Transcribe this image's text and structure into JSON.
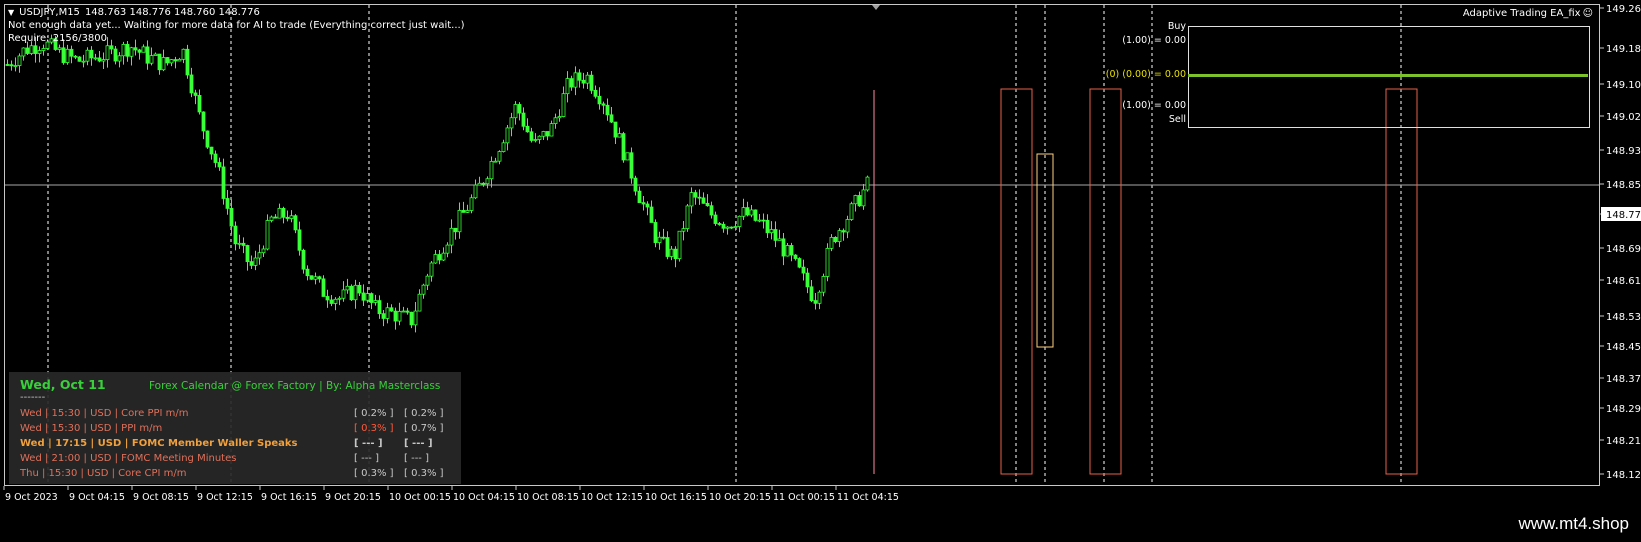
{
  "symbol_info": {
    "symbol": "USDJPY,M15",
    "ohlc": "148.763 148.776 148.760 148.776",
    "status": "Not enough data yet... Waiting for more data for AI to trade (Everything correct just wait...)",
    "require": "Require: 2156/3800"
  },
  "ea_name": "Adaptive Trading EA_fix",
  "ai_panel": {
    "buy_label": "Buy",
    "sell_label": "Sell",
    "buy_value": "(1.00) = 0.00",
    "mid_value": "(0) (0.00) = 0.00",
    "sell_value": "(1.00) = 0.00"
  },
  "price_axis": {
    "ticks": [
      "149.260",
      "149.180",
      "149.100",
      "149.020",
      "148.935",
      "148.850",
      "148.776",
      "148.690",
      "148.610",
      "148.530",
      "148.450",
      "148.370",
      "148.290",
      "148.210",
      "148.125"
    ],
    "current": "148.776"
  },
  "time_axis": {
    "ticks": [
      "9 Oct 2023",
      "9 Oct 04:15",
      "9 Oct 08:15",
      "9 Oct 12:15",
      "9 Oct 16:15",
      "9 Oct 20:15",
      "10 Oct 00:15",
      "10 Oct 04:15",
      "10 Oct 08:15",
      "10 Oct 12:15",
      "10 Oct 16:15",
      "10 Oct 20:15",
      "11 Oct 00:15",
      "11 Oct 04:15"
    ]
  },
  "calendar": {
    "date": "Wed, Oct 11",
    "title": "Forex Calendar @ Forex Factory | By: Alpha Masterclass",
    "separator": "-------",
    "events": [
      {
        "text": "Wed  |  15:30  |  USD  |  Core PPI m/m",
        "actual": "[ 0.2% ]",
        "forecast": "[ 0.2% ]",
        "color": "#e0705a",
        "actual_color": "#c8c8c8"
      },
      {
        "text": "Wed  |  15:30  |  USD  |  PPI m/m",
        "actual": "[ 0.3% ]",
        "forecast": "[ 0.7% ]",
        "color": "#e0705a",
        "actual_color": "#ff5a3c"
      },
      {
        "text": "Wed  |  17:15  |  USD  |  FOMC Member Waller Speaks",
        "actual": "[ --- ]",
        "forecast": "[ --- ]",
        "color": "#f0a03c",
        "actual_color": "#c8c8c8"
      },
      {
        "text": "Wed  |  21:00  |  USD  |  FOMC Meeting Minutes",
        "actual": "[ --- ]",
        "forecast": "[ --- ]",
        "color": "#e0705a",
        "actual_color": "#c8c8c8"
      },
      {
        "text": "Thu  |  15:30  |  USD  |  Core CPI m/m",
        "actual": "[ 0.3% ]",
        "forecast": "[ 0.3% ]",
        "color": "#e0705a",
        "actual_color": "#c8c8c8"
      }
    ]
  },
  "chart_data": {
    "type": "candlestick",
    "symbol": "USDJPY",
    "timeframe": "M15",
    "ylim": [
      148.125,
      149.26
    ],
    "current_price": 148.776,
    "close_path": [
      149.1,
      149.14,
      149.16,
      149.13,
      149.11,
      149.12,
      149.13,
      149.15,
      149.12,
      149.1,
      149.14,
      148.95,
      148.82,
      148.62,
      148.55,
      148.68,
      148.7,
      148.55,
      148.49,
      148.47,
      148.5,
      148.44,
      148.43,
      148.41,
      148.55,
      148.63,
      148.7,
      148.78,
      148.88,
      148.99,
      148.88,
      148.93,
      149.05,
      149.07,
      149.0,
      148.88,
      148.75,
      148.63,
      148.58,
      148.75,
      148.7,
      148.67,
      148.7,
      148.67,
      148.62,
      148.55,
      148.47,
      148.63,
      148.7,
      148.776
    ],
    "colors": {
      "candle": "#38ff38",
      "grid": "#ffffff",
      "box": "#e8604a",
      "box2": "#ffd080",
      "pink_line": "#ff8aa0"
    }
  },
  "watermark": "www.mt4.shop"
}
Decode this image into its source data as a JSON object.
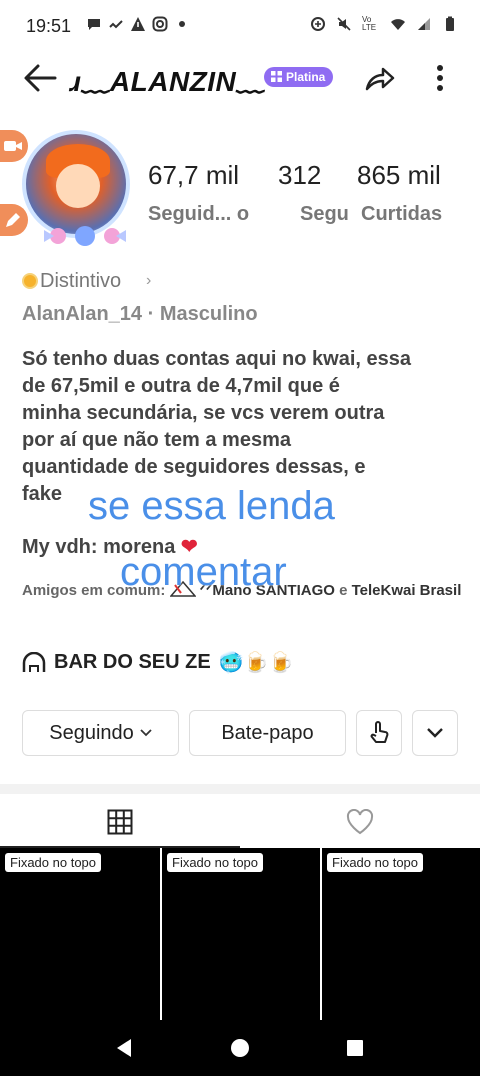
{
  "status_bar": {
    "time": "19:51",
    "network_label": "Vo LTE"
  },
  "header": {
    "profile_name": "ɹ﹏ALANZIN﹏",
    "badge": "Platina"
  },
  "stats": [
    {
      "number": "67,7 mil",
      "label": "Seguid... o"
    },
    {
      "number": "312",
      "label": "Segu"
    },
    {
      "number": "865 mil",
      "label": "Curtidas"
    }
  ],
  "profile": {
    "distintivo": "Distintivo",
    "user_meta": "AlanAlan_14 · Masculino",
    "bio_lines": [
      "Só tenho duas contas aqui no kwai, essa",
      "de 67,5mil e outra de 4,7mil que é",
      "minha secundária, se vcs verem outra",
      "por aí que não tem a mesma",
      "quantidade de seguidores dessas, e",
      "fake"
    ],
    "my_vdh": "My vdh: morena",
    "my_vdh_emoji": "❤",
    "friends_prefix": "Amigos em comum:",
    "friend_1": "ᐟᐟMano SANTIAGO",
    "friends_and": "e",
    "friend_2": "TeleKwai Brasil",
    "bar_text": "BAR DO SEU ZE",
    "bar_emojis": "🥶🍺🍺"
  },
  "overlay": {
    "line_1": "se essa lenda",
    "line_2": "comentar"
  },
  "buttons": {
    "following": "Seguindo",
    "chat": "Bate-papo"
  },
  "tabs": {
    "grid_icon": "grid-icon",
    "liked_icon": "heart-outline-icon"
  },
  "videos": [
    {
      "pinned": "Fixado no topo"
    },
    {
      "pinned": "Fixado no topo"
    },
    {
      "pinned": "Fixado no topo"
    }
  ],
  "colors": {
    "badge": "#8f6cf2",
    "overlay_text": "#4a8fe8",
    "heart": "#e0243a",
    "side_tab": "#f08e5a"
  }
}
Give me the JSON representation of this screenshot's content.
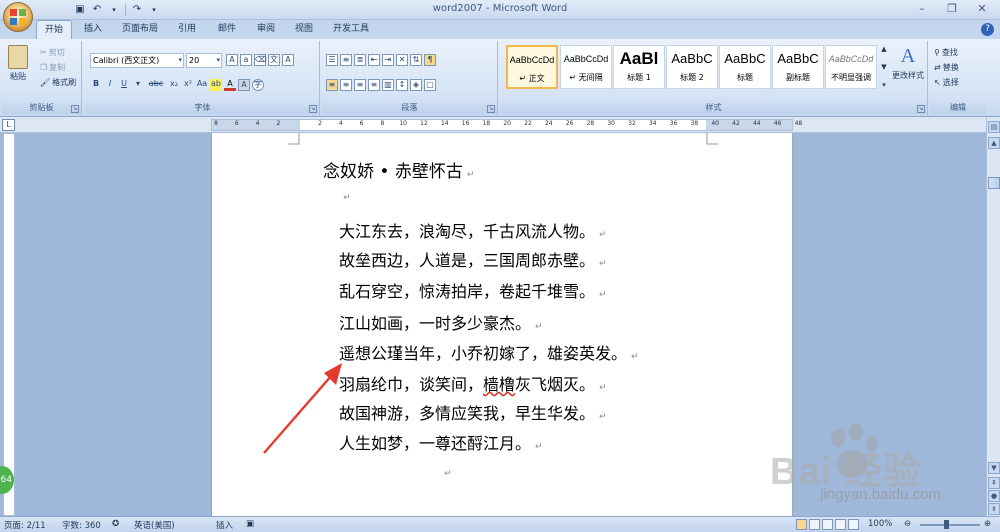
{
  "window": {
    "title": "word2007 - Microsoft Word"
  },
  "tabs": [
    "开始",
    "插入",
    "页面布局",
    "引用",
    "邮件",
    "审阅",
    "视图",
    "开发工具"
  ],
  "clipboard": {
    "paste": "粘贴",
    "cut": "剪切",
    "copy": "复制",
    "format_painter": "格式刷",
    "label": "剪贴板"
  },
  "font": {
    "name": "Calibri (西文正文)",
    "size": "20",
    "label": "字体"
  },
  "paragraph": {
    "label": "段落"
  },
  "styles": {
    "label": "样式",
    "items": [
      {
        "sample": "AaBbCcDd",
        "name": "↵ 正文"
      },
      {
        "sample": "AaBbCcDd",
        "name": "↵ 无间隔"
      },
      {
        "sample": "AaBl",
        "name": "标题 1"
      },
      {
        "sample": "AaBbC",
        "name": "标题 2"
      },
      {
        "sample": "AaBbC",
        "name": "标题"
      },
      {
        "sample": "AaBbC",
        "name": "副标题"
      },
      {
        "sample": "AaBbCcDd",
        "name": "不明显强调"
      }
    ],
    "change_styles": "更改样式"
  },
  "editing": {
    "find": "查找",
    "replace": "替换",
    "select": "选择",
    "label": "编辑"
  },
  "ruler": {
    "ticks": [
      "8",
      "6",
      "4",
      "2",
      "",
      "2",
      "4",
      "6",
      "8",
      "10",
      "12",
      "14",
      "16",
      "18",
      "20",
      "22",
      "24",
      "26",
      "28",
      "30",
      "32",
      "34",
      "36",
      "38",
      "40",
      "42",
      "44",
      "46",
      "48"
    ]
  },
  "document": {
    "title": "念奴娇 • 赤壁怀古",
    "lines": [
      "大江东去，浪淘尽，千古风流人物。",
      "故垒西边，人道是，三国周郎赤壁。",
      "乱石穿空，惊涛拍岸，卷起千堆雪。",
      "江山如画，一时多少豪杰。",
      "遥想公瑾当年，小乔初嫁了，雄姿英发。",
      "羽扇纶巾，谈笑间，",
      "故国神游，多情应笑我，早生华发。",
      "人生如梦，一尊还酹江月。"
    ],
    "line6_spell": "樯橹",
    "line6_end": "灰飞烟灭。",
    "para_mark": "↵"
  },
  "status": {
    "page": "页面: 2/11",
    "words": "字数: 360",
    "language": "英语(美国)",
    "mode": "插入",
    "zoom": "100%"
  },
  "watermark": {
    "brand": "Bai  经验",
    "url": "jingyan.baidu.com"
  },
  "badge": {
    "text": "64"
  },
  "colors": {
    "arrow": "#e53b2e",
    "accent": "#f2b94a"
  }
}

● **Short exercise**
Scan the entries above. Copy each line that has the string "number".

● **Solution for this problem**
      "number": "67,7 mil",
      "number": "312",
      "number": "865 mil",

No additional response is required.